─── Data listing

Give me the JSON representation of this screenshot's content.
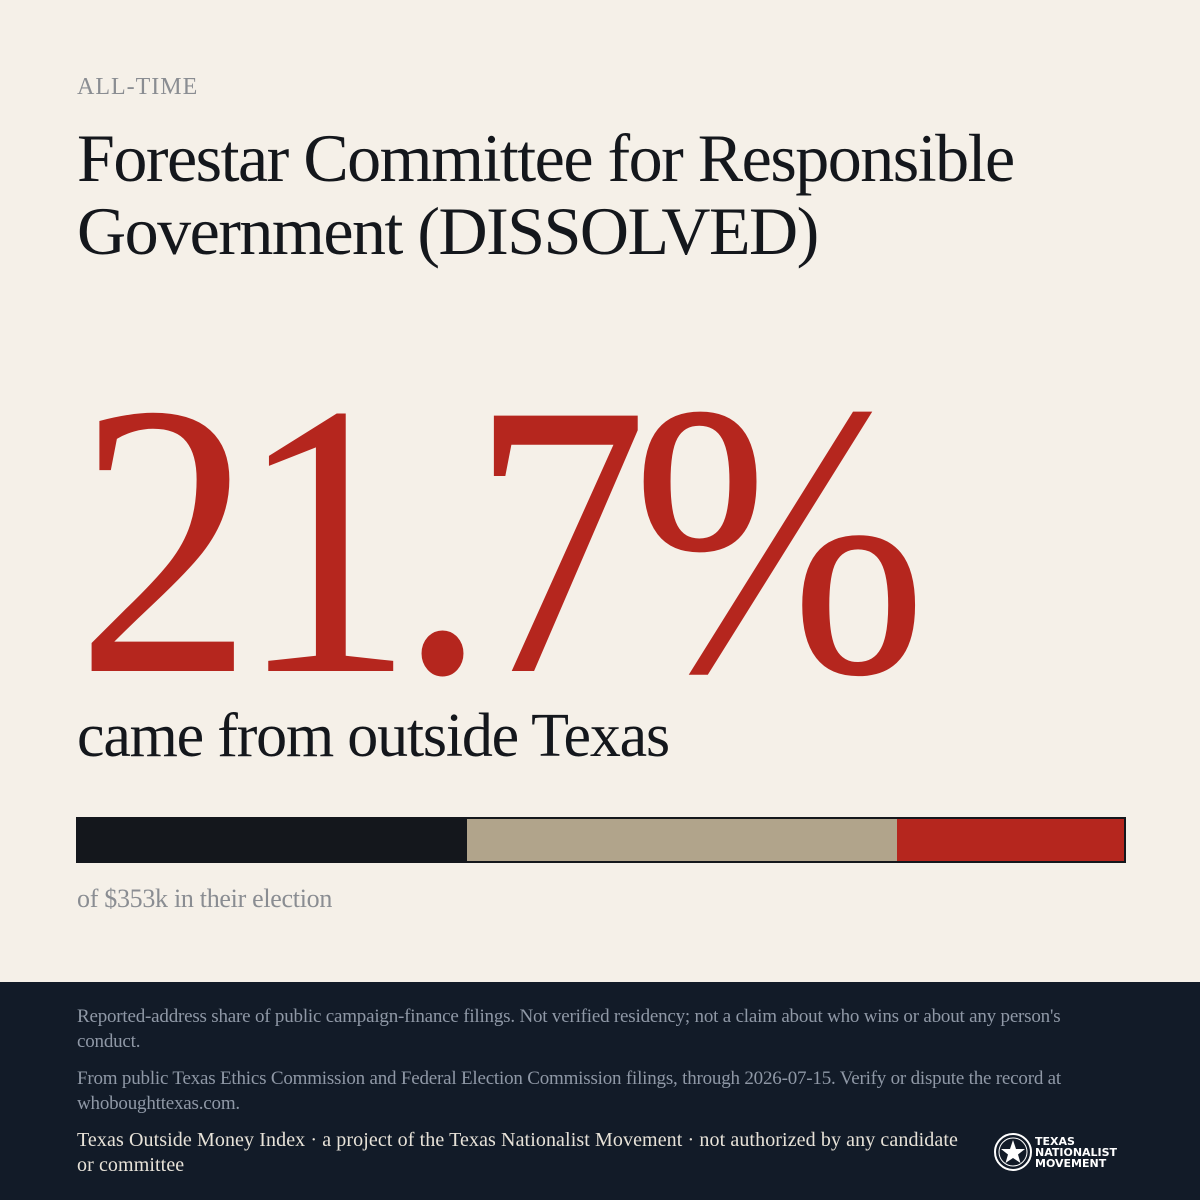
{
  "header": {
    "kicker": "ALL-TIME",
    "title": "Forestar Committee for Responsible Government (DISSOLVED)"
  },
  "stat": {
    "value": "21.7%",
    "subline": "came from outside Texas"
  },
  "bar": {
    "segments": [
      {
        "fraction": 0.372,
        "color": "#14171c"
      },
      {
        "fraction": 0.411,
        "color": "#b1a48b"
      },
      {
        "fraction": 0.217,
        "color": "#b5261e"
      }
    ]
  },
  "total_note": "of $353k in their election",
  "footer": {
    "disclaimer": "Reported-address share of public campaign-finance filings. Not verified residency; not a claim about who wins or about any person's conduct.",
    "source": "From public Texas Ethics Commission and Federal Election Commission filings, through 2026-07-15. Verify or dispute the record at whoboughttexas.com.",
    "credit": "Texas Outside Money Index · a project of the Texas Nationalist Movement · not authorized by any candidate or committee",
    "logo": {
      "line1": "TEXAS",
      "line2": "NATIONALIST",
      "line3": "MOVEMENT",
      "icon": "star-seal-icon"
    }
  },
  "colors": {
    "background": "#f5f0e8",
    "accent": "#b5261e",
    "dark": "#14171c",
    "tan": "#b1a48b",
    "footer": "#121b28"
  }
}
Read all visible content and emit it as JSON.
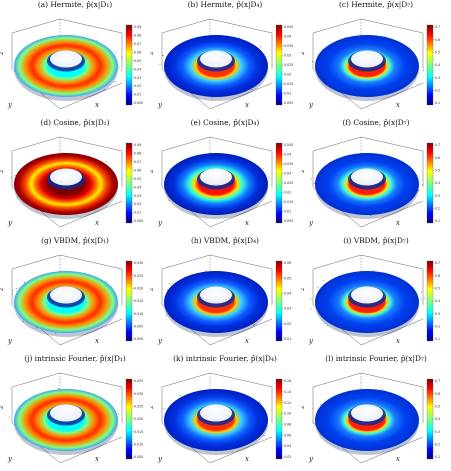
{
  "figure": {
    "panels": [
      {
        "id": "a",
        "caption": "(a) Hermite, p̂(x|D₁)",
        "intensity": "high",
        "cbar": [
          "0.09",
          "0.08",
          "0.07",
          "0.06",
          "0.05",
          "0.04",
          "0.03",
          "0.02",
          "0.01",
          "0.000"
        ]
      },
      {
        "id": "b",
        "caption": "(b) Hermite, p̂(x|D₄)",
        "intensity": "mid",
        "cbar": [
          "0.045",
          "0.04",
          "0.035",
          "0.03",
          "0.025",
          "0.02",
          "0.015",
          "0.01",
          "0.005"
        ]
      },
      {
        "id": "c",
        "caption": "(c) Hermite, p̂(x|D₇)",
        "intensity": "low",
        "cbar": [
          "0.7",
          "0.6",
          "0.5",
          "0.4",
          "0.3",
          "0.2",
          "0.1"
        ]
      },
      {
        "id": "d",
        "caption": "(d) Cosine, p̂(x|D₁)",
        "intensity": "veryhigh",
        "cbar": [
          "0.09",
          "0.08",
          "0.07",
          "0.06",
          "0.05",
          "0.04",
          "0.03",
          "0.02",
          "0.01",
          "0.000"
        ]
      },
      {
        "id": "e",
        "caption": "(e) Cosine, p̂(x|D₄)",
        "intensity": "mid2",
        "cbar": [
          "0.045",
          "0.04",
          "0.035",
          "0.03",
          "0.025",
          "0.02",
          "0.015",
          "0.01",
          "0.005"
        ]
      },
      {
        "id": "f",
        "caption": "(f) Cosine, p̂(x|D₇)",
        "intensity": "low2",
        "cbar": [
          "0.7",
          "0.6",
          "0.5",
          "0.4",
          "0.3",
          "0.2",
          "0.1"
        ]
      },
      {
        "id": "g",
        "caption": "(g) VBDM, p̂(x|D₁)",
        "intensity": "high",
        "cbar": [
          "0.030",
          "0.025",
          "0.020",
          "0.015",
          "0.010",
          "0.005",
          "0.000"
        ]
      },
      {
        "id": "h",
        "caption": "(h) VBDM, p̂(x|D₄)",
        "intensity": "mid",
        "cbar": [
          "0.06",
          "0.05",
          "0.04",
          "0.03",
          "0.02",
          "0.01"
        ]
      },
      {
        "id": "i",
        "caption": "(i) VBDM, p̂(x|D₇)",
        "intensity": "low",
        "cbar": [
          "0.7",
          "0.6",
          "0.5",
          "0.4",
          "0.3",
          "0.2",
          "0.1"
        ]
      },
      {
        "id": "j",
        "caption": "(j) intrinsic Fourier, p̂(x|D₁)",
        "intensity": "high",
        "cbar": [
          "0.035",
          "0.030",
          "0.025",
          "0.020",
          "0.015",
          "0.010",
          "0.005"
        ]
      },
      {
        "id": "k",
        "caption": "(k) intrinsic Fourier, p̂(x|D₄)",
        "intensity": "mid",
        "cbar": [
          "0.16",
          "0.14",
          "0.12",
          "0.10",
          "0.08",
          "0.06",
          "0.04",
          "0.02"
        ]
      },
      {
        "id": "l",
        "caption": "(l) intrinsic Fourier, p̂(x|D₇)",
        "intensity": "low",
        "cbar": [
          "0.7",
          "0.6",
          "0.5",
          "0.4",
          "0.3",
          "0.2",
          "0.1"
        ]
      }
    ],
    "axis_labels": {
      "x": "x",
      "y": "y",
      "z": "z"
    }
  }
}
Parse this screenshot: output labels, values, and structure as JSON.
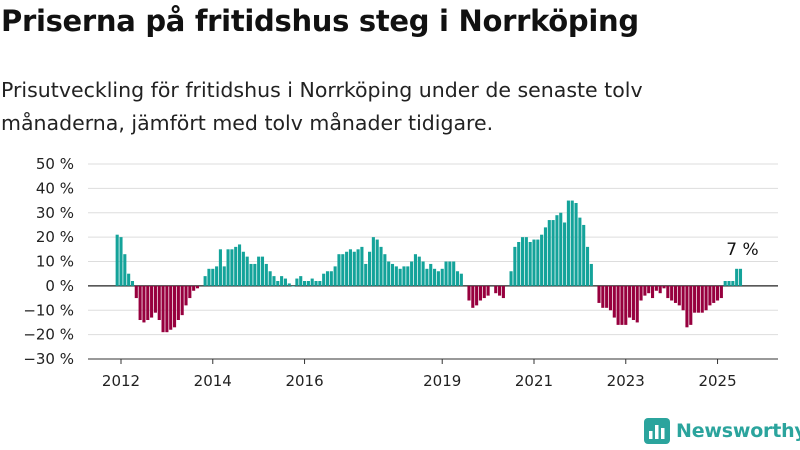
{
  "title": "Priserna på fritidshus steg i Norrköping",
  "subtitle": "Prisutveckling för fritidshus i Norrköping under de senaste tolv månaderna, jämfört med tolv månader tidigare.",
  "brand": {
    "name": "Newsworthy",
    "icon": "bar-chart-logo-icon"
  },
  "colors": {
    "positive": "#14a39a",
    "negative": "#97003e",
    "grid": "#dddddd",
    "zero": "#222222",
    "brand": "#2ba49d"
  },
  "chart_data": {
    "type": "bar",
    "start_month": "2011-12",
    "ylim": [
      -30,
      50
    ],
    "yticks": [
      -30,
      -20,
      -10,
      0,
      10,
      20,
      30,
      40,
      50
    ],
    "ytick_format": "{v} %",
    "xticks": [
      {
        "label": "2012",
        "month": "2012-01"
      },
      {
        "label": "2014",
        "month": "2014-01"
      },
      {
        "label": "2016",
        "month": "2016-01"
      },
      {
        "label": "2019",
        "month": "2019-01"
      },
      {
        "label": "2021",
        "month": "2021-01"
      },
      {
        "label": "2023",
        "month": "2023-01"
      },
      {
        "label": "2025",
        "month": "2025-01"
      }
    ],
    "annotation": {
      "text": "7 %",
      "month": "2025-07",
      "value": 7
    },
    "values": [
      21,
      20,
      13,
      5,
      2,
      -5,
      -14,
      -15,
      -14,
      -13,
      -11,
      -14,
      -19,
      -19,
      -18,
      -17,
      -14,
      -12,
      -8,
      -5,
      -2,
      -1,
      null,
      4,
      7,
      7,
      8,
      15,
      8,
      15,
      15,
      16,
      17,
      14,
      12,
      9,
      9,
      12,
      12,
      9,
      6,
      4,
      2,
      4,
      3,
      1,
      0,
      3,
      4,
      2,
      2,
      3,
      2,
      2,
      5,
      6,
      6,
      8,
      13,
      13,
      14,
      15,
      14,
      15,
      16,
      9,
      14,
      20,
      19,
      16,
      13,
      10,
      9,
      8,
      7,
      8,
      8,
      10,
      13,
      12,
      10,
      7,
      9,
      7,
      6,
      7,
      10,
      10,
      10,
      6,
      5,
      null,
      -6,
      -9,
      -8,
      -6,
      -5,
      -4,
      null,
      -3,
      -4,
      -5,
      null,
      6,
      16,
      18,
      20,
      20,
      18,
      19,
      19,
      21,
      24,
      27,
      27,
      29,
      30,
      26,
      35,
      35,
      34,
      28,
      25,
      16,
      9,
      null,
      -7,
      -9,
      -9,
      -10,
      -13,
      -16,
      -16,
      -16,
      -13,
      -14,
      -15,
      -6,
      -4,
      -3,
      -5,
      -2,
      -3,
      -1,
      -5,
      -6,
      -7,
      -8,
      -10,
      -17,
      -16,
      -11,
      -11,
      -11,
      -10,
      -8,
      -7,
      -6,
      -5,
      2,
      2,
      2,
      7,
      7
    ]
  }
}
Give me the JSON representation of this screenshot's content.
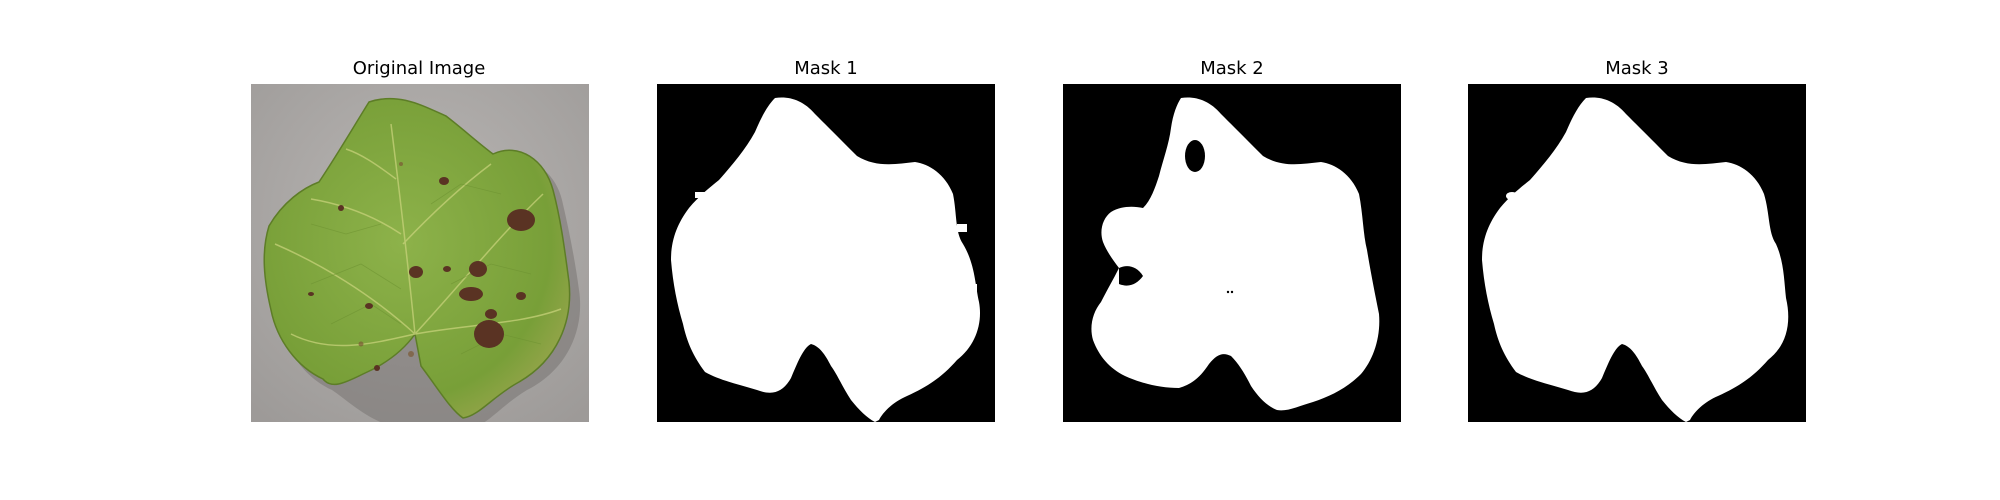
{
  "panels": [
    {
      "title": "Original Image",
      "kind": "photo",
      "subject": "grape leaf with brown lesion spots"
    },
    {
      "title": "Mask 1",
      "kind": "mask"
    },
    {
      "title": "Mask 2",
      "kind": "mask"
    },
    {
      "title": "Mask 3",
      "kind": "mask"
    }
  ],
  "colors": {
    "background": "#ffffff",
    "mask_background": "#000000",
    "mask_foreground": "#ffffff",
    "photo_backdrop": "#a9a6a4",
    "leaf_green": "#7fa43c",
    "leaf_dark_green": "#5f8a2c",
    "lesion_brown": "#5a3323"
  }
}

──────

Work instructions:
Identify all lines where the word "Fourier" shows up. Copy them.

Solution to this exercise:
        "caption": "(j) intrinsic Fourier, p̂(x|D₁)",
        "caption": "(k) intrinsic Fourier, p̂(x|D₄)",
        "caption": "(l) intrinsic Fourier, p̂(x|D₇)",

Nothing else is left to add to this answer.